▶ **INPUT DATA**:
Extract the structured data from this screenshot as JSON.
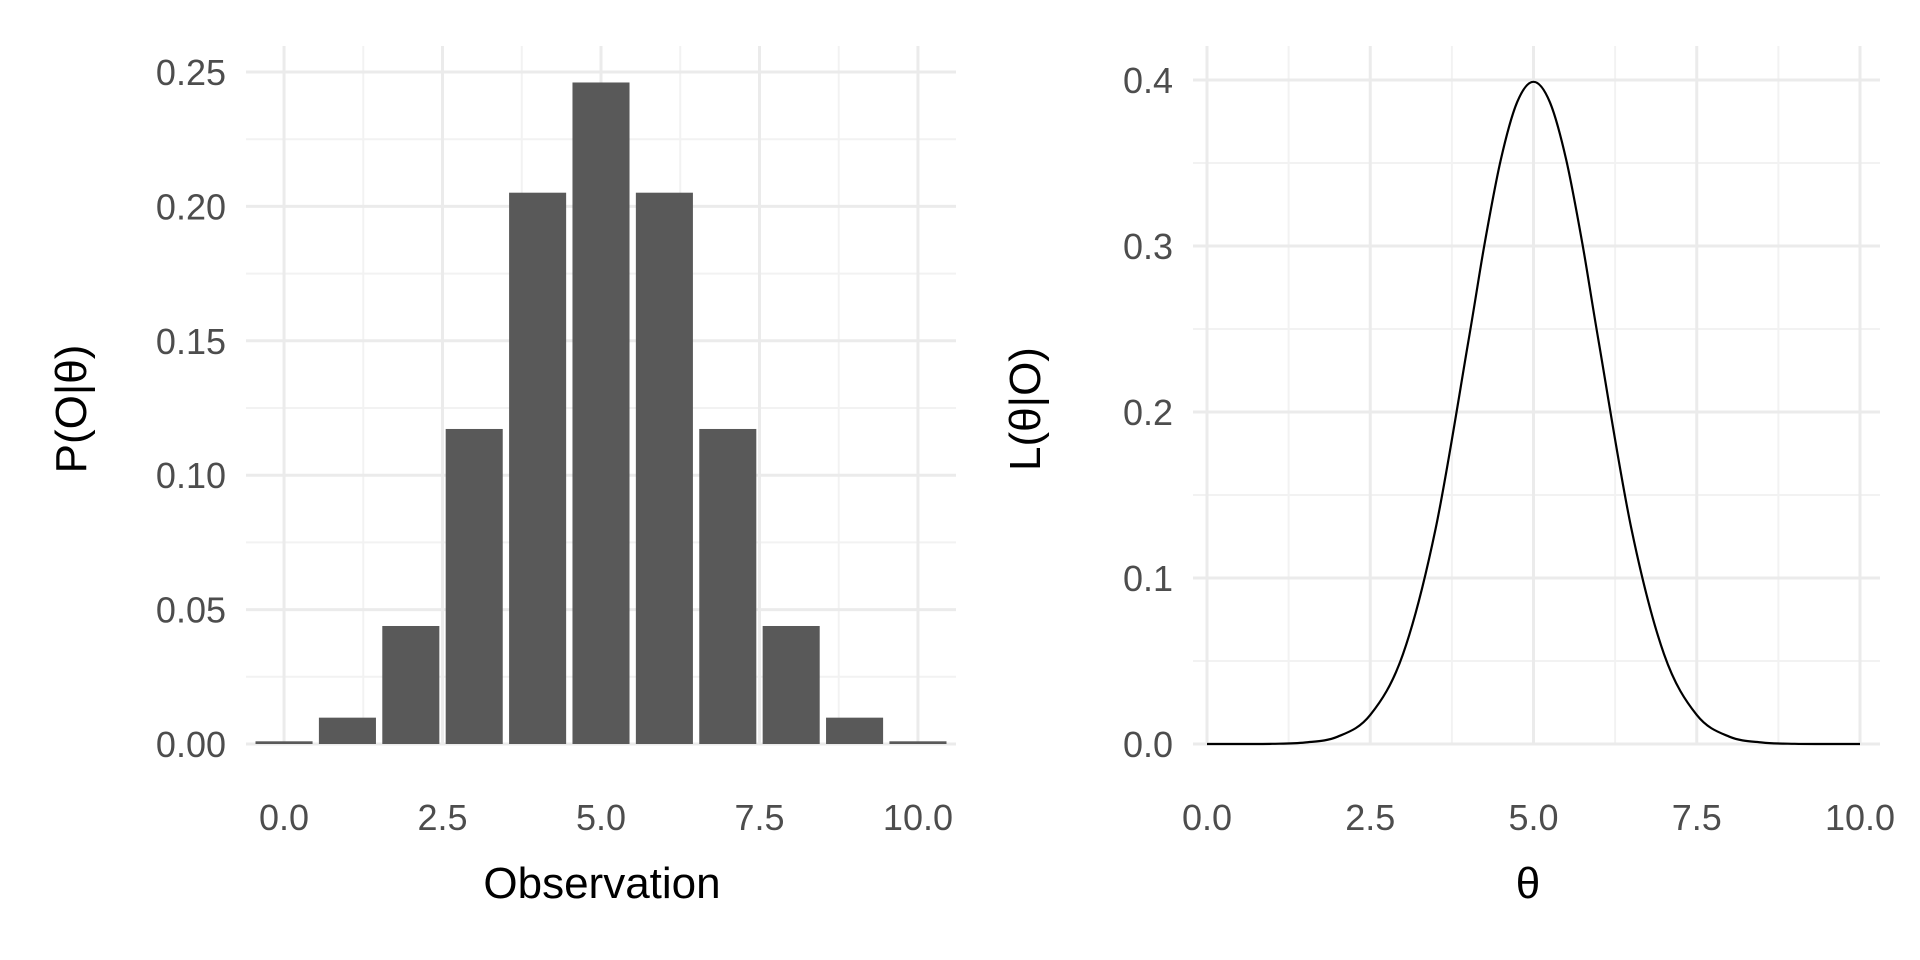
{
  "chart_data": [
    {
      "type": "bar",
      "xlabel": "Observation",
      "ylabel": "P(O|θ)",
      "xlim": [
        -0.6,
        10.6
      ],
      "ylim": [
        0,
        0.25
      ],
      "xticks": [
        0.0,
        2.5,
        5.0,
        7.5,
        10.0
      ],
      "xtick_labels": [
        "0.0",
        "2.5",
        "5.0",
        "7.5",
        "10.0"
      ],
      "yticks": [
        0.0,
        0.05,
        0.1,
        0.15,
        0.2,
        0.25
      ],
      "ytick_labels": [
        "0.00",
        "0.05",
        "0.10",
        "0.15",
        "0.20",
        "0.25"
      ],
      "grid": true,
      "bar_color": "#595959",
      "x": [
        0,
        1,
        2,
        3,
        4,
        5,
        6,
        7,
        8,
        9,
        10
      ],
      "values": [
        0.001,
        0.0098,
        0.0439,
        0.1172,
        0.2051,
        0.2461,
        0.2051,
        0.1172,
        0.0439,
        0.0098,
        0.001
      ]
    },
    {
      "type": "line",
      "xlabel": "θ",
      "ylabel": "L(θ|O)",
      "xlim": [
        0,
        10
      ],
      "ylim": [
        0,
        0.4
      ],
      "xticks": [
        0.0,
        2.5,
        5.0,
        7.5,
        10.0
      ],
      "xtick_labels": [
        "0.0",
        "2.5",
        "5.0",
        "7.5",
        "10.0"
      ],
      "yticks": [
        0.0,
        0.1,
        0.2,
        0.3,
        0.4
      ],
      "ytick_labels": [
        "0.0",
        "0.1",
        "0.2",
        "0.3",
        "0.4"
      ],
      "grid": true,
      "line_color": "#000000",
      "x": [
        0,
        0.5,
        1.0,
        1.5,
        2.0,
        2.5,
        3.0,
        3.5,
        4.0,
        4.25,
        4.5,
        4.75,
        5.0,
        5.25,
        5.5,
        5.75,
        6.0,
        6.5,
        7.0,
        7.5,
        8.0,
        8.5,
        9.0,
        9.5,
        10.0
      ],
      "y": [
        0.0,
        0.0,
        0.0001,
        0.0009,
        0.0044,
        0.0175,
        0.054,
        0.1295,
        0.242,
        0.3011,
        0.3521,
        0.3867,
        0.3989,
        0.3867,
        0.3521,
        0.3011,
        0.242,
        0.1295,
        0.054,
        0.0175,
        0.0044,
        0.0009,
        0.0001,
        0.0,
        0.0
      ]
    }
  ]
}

▶ **WHAT TO WORK ON**: Can you restate all the records above word for word while dropping the pictures?

▶ **RESPONSE**:
Extract the structured data from this screenshot as JSON.
{
  "chart_data": [
    {
      "type": "bar",
      "xlabel": "Observation",
      "ylabel": "P(O|θ)",
      "xlim": [
        -0.6,
        10.6
      ],
      "ylim": [
        0,
        0.25
      ],
      "xticks": [
        0.0,
        2.5,
        5.0,
        7.5,
        10.0
      ],
      "xtick_labels": [
        "0.0",
        "2.5",
        "5.0",
        "7.5",
        "10.0"
      ],
      "yticks": [
        0.0,
        0.05,
        0.1,
        0.15,
        0.2,
        0.25
      ],
      "ytick_labels": [
        "0.00",
        "0.05",
        "0.10",
        "0.15",
        "0.20",
        "0.25"
      ],
      "grid": true,
      "bar_color": "#595959",
      "x": [
        0,
        1,
        2,
        3,
        4,
        5,
        6,
        7,
        8,
        9,
        10
      ],
      "values": [
        0.001,
        0.0098,
        0.0439,
        0.1172,
        0.2051,
        0.2461,
        0.2051,
        0.1172,
        0.0439,
        0.0098,
        0.001
      ]
    },
    {
      "type": "line",
      "xlabel": "θ",
      "ylabel": "L(θ|O)",
      "xlim": [
        0,
        10
      ],
      "ylim": [
        0,
        0.4
      ],
      "xticks": [
        0.0,
        2.5,
        5.0,
        7.5,
        10.0
      ],
      "xtick_labels": [
        "0.0",
        "2.5",
        "5.0",
        "7.5",
        "10.0"
      ],
      "yticks": [
        0.0,
        0.1,
        0.2,
        0.3,
        0.4
      ],
      "ytick_labels": [
        "0.0",
        "0.1",
        "0.2",
        "0.3",
        "0.4"
      ],
      "grid": true,
      "line_color": "#000000",
      "x": [
        0,
        0.5,
        1.0,
        1.5,
        2.0,
        2.5,
        3.0,
        3.5,
        4.0,
        4.25,
        4.5,
        4.75,
        5.0,
        5.25,
        5.5,
        5.75,
        6.0,
        6.5,
        7.0,
        7.5,
        8.0,
        8.5,
        9.0,
        9.5,
        10.0
      ],
      "y": [
        0.0,
        0.0,
        0.0001,
        0.0009,
        0.0044,
        0.0175,
        0.054,
        0.1295,
        0.242,
        0.3011,
        0.3521,
        0.3867,
        0.3989,
        0.3867,
        0.3521,
        0.3011,
        0.242,
        0.1295,
        0.054,
        0.0175,
        0.0044,
        0.0009,
        0.0001,
        0.0,
        0.0
      ]
    }
  ]
}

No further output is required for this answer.